EXERCISE PROMPT -
Every record below should be printed exactly as it appears.

Records from a data collection:
==============================
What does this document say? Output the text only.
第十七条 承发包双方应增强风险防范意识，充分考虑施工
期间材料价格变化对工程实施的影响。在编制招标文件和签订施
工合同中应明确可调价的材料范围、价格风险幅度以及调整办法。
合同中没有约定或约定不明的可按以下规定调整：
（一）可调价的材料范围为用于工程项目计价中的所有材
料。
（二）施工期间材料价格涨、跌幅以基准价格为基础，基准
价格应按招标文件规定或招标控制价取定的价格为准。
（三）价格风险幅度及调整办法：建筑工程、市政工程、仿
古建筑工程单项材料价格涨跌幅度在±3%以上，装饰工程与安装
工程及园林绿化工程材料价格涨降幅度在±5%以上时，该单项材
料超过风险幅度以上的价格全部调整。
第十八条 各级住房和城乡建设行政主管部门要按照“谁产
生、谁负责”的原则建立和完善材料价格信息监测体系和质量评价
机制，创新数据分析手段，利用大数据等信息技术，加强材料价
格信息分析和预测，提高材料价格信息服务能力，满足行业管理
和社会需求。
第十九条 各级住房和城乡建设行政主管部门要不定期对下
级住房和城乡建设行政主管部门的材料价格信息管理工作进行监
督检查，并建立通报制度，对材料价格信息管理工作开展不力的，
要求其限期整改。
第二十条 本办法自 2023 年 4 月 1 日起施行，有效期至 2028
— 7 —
==============================
ANSWER TO THIS EXERCISE -
What does this document say? Output the text only.
第十七条 承发包双方应增强风险防范意识，充分考虑施工
期间材料价格变化对工程实施的影响。在编制招标文件和签订施
工合同中应明确可调价的材料范围、价格风险幅度以及调整办法。
合同中没有约定或约定不明的可按以下规定调整：
（一）可调价的材料范围为用于工程项目计价中的所有材
料。
（二）施工期间材料价格涨、跌幅以基准价格为基础，基准
价格应按招标文件规定或招标控制价取定的价格为准。
（三）价格风险幅度及调整办法：建筑工程、市政工程、仿
古建筑工程单项材料价格涨跌幅度在±3%以上，装饰工程与安装
工程及园林绿化工程材料价格涨降幅度在±5%以上时，该单项材
料超过风险幅度以上的价格全部调整。
第十八条 各级住房和城乡建设行政主管部门要按照“谁产
生、谁负责”的原则建立和完善材料价格信息监测体系和质量评价
机制，创新数据分析手段，利用大数据等信息技术，加强材料价
格信息分析和预测，提高材料价格信息服务能力，满足行业管理
和社会需求。
第十九条 各级住房和城乡建设行政主管部门要不定期对下
级住房和城乡建设行政主管部门的材料价格信息管理工作进行监
督检查，并建立通报制度，对材料价格信息管理工作开展不力的，
要求其限期整改。
第二十条 本办法自 2023 年 4 月 1 日起施行，有效期至 2028
— 7 —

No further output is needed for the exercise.